**THE TASK**
Search the material below for the word "مسند". Copy every line that has it.

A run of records
----
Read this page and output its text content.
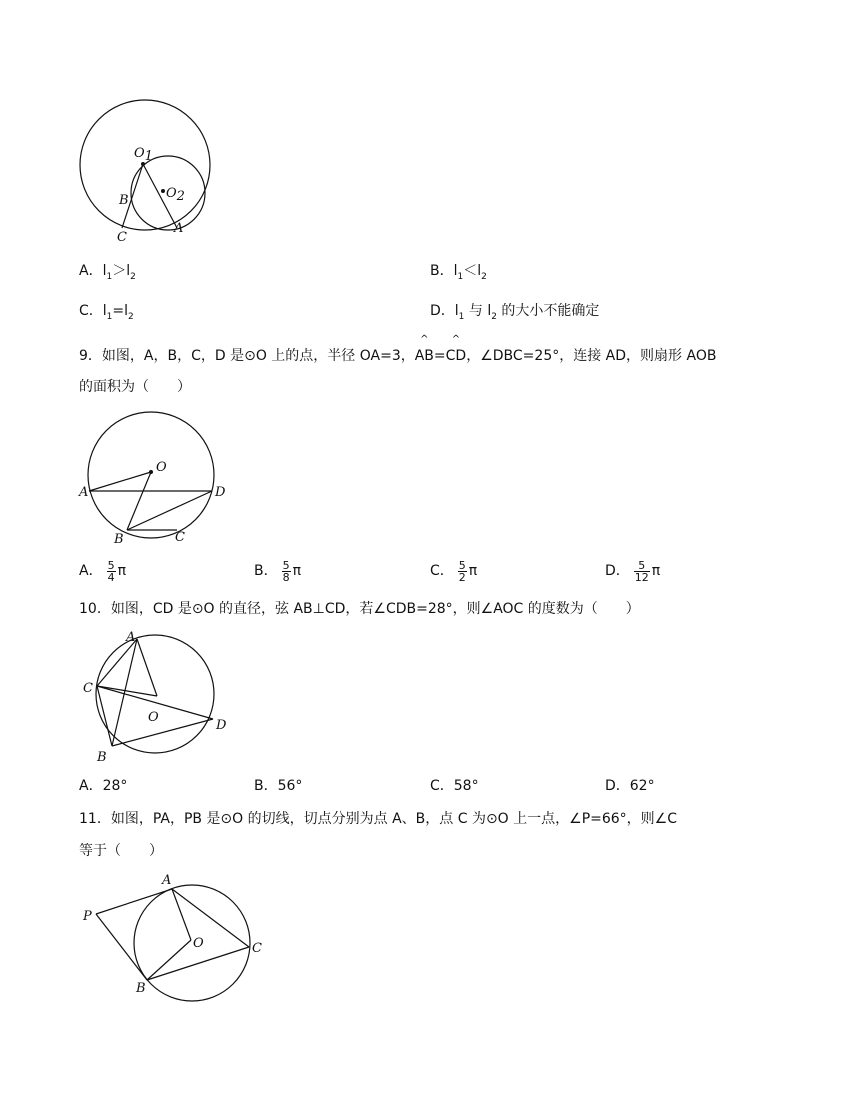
O1
O2
B
C
A
A．$l_1>l_2$	B．$l_1<l_2$
C．$l_1=l_2$	D．$l_1$ 与 $l_2$ 的大小不能确定
9．如图，A，B，C，D 是⊙O 上的点，半径 OA=3，
^
AB=
^
CD，∠DBC=25°，连接 AD，则扇形 AOB
的面积为（　　）
O
A	D
B	C
A． $\frac{5}{4}$ π	B． $\frac{5}{8}$ π	C． $\frac{5}{2}$ π	D． $\frac{5}{12}$ π
10．如图，CD 是⊙O 的直径，弦 AB⊥CD，若∠CDB=28°，则∠AOC 的度数为（　　）
A
C
O
D
B
A．28°	B．56°	C．58°	D．62°
11．如图，PA，PB 是⊙O 的切线，切点分别为点 A、B，点 C 为⊙O 上一点，∠P=66°，则∠C
等于（　　）
A
P
O	C
B
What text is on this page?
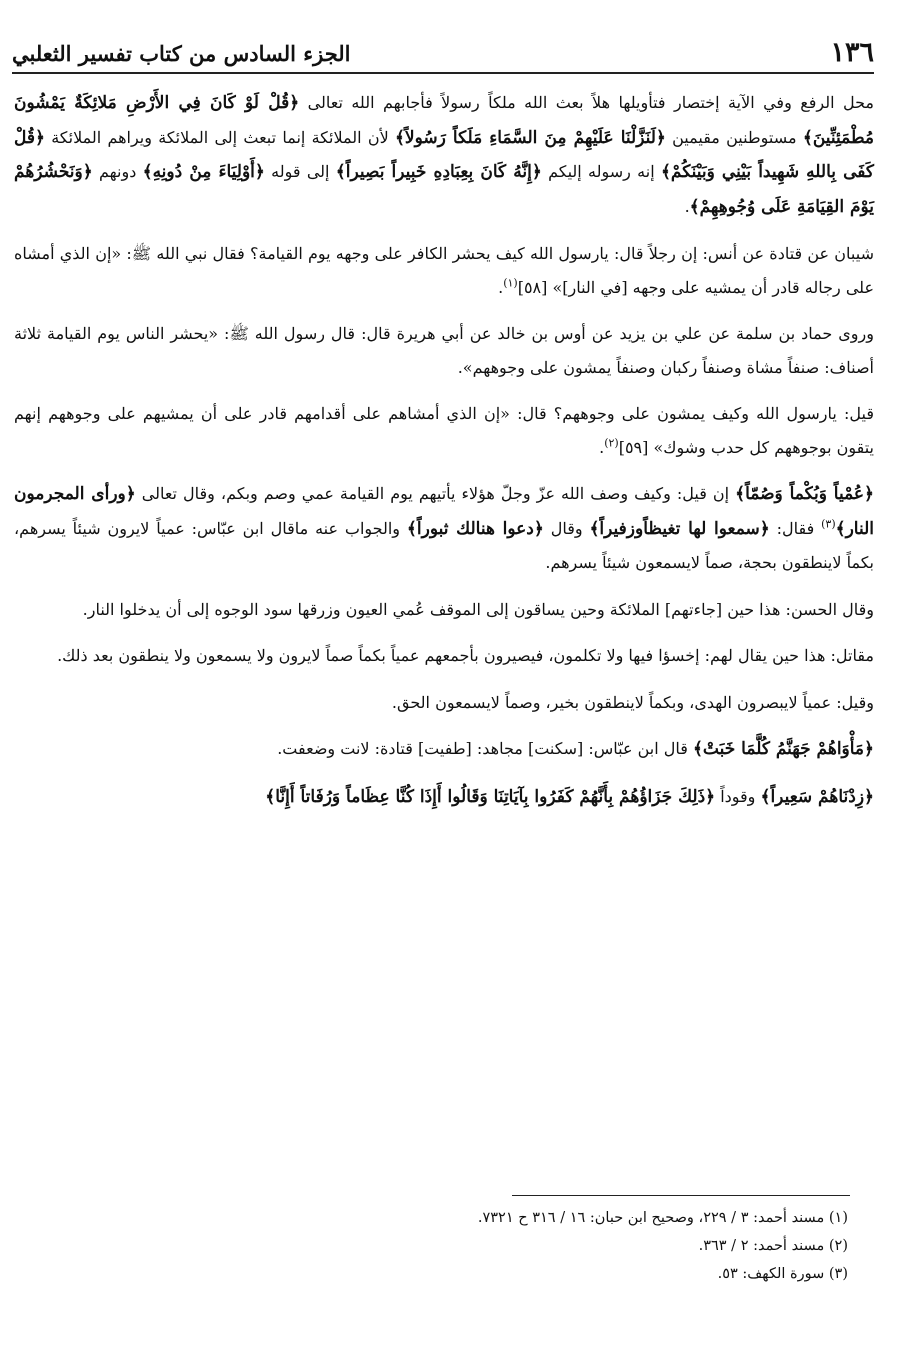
١٣٦
الجزء السادس من كتاب تفسير الثعلبي

محل الرفع وفي الآية إختصار فتأويلها هلاً بعث الله ملكاً رسولاً فأجابهم الله تعالى ﴿قُلْ لَوْ كَانَ فِي الأَرْضِ مَلائِكَةٌ يَمْشُونَ مُطْمَئِنِّينَ﴾ مستوطنين مقيمين ﴿لَنَزَّلْنَا عَلَيْهِمْ مِنَ السَّمَاءِ مَلَكاً رَسُولاً﴾ لأن الملائكة إنما تبعث إلى الملائكة ويراهم الملائكة ﴿قُلْ كَفَى بِاللهِ شَهِيداً بَيْنِي وَبَيْنَكُمْ﴾ إنه رسوله إليكم ﴿إِنَّهُ كَانَ بِعِبَادِهِ خَبِيراً بَصِيراً﴾ إلى قوله ﴿أَوْلِيَاءَ مِنْ دُونِهِ﴾ دونهم ﴿وَنَحْشُرُهُمْ يَوْمَ القِيَامَةِ عَلَى وُجُوهِهِمْ﴾.

شيبان عن قتادة عن أنس: إن رجلاً قال: يارسول الله كيف يحشر الكافر على وجهه يوم القيامة؟ فقال نبي الله ﷺ: «إن الذي أمشاه على رجاله قادر أن يمشيه على وجهه [في النار]» [٥٨]$^{(١)}$.

وروى حماد بن سلمة عن علي بن يزيد عن أوس بن خالد عن أبي هريرة قال: قال رسول الله ﷺ: «يحشر الناس يوم القيامة ثلاثة أصناف: صنفاً مشاة وصنفاً ركبان وصنفاً يمشون على وجوههم».

قيل: يارسول الله وكيف يمشون على وجوههم؟ قال: «إن الذي أمشاهم على أقدامهم قادر على أن يمشيهم على وجوههم إنهم يتقون بوجوههم كل حدب وشوك» [٥٩]$^{(٢)}$.

﴿عُمْياً وَبُكْماً وَصُمّاً﴾ إن قيل: وكيف وصف الله عزّ وجلّ هؤلاء يأتيهم يوم القيامة عمي وصم وبكم، وقال تعالى ﴿ورأى المجرمون النار﴾$^{(٣)}$ فقال: ﴿سمعوا لها تغيظاًوزفيراً﴾ وقال ﴿دعوا هنالك ثبوراً﴾ والجواب عنه ماقال ابن عبّاس: عمياً لايرون شيئاً يسرهم، بكماً لاينطقون بحجة، صماً لايسمعون شيئاً يسرهم.

وقال الحسن: هذا حين [جاءتهم] الملائكة وحين يساقون إلى الموقف عُمي العيون وزرقها سود الوجوه إلى أن يدخلوا النار.

مقاتل: هذا حين يقال لهم: إخسؤا فيها ولا تكلمون، فيصيرون بأجمعهم عمياً بكماً صماً لايرون ولا يسمعون ولا ينطقون بعد ذلك.

وقيل: عمياً لايبصرون الهدى، وبكماً لاينطقون بخير، وصماً لايسمعون الحق.

﴿مَأْوَاهُمْ جَهَنَّمُ كُلَّمَا خَبَتْ﴾ قال ابن عبّاس: [سكنت] مجاهد: [طفيت] قتادة: لانت وضعفت.

﴿زِدْنَاهُمْ سَعِيراً﴾ وقوداً ﴿ذَلِكَ جَزَاؤُهُمْ بِأَنَّهُمْ كَفَرُوا بِآيَاتِنَا وَقَالُوا أَإِذَا كُنَّا عِظَاماً وَرُفَاتاً أَإِنَّا﴾

(١) مسند أحمد: ٣ / ٢٢٩، وصحيح ابن حبان: ١٦ / ٣١٦ ح ٧٣٢١.

(٢) مسند أحمد: ٢ / ٣٦٣.

(٣) سورة الكهف: ٥٣.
----
**FULL RESPONSE**
(١) مسند أحمد: ٣ / ٢٢٩، وصحيح ابن حبان: ١٦ / ٣١٦ ح ٧٣٢١.
(٢) مسند أحمد: ٢ / ٣٦٣.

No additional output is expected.